Some records:

/---

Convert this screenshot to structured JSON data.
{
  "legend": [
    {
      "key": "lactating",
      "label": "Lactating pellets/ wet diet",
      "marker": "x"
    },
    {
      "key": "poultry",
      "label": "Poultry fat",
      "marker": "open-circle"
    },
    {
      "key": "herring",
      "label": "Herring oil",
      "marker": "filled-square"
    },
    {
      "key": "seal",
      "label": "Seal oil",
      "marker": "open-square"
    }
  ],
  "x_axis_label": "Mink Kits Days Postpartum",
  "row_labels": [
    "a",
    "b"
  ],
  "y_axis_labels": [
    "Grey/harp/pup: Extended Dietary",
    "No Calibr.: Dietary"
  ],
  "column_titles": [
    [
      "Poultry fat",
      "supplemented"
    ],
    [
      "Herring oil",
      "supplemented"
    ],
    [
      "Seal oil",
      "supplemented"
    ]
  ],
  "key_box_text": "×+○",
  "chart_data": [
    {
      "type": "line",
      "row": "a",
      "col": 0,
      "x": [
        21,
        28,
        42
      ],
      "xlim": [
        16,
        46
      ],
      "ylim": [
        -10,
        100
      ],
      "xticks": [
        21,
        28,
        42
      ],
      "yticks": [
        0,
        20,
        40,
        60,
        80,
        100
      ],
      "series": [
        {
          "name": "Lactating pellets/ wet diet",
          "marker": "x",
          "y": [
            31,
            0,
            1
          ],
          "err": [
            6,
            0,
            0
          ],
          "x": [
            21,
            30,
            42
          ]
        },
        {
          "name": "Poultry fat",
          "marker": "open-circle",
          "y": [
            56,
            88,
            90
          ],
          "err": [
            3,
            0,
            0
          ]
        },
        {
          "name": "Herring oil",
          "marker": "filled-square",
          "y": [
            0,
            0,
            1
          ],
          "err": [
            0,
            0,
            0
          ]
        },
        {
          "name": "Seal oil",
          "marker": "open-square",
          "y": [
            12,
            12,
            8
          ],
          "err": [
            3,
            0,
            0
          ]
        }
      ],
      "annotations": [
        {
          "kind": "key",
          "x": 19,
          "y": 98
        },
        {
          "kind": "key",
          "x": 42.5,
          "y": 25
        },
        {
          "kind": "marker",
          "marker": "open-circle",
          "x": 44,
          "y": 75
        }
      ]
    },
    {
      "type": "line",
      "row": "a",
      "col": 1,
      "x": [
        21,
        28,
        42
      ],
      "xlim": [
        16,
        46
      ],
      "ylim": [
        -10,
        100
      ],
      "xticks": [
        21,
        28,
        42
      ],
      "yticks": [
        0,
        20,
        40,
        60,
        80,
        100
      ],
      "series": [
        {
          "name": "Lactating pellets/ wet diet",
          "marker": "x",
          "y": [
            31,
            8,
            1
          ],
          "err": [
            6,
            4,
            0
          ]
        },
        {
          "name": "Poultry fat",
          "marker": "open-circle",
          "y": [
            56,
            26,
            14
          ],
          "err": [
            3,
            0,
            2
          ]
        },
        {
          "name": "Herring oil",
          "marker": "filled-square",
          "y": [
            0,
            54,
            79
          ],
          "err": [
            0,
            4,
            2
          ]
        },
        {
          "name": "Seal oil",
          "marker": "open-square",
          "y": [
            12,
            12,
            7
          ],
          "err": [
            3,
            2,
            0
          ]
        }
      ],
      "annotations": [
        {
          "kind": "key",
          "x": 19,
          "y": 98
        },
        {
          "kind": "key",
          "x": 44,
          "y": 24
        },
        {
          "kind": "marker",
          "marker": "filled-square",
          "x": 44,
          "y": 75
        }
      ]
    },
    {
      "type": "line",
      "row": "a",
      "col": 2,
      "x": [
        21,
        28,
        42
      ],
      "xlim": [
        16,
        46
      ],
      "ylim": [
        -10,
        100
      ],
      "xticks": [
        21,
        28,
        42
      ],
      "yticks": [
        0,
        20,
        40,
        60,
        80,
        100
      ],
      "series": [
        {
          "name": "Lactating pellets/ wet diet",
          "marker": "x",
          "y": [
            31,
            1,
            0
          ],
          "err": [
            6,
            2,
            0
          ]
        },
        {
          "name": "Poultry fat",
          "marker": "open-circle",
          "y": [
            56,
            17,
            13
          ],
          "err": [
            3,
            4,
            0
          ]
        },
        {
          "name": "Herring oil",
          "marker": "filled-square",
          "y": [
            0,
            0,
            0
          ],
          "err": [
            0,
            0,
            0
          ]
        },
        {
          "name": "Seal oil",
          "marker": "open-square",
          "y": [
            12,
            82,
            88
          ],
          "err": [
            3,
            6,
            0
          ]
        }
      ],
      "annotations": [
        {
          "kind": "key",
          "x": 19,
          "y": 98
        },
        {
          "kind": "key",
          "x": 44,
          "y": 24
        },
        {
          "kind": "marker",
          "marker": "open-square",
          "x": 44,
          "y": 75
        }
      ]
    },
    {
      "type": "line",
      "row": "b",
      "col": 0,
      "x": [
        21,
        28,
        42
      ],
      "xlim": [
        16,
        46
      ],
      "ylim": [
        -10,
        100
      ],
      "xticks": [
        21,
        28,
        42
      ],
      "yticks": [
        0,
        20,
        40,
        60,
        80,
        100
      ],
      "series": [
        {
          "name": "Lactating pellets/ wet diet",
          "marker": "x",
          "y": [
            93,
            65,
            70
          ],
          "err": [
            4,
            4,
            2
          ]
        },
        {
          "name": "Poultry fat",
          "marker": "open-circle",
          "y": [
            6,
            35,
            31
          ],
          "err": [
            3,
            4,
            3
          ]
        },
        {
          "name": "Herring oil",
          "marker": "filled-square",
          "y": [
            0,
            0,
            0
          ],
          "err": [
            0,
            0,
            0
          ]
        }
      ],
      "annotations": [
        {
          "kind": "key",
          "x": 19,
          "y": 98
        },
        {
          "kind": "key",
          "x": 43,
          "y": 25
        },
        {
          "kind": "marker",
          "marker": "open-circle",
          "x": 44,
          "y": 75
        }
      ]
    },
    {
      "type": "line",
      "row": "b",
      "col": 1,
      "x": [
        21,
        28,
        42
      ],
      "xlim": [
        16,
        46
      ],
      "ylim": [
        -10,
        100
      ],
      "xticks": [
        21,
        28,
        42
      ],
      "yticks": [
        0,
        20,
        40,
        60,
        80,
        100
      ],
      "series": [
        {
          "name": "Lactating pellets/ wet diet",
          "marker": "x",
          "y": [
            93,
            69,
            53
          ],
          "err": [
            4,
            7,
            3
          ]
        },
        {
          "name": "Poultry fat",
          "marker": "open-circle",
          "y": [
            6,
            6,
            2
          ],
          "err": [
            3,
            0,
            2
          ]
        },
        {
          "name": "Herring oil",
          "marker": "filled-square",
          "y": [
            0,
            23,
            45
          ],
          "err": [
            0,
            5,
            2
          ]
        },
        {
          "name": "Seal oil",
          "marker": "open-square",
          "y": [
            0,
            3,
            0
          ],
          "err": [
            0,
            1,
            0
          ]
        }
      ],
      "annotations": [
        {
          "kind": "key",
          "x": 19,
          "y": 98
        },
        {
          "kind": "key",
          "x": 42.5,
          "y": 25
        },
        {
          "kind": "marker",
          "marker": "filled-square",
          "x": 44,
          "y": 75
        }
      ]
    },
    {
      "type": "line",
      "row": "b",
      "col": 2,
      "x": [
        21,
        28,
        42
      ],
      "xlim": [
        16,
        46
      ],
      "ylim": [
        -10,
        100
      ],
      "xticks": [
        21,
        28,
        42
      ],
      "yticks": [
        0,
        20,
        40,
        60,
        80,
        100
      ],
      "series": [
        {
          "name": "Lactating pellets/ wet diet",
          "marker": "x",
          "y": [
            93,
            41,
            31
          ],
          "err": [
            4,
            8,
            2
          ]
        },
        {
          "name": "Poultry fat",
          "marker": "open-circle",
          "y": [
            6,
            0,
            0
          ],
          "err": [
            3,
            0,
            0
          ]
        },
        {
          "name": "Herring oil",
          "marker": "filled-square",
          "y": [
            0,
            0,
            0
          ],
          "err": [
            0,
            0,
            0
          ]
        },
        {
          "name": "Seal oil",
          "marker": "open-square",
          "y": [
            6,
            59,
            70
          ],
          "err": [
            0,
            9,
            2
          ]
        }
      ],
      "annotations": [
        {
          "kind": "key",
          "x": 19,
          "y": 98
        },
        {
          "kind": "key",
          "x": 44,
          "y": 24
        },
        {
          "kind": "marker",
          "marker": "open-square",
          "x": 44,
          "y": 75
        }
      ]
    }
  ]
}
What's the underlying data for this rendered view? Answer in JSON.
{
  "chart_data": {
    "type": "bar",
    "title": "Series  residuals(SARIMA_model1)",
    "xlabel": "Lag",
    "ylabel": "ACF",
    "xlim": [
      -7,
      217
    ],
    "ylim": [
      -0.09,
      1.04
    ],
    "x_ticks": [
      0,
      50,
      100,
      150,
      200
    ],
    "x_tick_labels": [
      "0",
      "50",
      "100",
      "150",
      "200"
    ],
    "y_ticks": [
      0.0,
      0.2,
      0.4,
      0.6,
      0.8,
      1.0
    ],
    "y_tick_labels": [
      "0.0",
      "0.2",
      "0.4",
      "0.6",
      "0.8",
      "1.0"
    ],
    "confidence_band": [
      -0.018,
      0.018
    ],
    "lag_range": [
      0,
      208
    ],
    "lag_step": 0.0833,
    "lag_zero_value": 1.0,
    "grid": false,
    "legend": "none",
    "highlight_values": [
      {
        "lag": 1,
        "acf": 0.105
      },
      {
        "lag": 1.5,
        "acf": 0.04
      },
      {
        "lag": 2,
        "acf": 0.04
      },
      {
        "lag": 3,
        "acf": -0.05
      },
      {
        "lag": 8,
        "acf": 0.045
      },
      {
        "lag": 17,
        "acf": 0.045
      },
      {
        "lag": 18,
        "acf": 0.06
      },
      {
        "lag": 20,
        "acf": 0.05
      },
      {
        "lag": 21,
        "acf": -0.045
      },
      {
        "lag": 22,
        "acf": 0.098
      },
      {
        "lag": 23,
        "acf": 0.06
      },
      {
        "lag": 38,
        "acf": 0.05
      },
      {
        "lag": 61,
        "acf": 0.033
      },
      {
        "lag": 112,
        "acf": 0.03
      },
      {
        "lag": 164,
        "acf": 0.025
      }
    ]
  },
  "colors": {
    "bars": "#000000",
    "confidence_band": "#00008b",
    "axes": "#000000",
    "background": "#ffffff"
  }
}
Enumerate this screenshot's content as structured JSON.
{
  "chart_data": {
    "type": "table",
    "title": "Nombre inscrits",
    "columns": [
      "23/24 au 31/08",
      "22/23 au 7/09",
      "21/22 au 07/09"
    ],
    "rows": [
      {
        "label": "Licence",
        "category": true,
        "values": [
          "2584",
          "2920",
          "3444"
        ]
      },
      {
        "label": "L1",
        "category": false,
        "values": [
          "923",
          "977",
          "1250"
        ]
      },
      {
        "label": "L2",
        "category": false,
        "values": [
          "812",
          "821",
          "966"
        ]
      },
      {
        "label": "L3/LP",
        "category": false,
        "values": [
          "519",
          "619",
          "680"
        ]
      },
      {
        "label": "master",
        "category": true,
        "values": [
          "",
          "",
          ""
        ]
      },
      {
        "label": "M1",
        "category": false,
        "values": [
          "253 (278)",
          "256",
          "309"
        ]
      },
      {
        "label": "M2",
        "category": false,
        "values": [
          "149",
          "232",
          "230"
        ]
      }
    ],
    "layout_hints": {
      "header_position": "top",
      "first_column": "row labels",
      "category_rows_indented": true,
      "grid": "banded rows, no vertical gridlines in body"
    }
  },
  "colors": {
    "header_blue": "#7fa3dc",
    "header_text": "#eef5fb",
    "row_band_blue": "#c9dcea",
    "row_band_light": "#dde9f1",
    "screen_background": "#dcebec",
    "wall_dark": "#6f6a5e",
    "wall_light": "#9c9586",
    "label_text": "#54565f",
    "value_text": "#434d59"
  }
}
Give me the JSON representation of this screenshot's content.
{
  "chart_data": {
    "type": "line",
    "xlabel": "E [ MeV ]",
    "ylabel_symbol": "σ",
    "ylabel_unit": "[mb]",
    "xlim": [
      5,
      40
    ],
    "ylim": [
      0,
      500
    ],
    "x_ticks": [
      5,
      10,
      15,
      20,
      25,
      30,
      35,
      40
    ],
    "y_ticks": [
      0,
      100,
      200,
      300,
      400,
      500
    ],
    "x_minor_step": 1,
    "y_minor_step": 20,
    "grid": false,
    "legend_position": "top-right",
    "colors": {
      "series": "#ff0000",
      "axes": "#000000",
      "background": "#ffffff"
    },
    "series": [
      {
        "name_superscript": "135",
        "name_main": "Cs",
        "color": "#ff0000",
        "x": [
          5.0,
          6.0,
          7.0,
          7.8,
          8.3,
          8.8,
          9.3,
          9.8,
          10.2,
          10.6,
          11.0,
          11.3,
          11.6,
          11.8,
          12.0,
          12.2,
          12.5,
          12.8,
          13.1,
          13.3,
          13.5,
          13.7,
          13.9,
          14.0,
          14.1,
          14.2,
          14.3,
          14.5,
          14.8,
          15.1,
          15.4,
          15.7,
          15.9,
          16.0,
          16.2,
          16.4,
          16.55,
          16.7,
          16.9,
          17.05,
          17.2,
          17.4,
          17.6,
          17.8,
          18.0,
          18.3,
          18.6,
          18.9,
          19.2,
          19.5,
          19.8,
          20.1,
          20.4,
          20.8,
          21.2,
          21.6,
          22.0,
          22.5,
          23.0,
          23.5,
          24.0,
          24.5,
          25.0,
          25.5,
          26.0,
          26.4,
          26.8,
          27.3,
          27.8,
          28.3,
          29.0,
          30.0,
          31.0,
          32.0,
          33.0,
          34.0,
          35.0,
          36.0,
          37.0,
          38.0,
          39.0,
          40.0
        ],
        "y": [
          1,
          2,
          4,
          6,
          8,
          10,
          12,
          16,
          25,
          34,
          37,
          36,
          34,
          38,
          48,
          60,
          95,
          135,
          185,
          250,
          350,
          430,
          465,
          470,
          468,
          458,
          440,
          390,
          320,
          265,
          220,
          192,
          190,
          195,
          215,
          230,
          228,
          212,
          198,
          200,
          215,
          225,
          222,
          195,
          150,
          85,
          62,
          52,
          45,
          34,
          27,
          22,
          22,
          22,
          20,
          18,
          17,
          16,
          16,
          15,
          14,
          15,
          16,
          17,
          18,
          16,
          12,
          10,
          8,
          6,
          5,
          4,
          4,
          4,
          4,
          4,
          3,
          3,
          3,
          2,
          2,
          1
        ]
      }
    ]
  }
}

\---

* [GOAL OF THE EXERCISE]: Extract from the material all lines containing the string "this".

* [EXPECTED OUTPUT]:
Convert this screenshot to structured JSON data.
What's the underlying data for this rendered view? Answer in JSON.
Enumerate this screenshot's content as structured JSON.
Give me the JSON representation of this screenshot's content.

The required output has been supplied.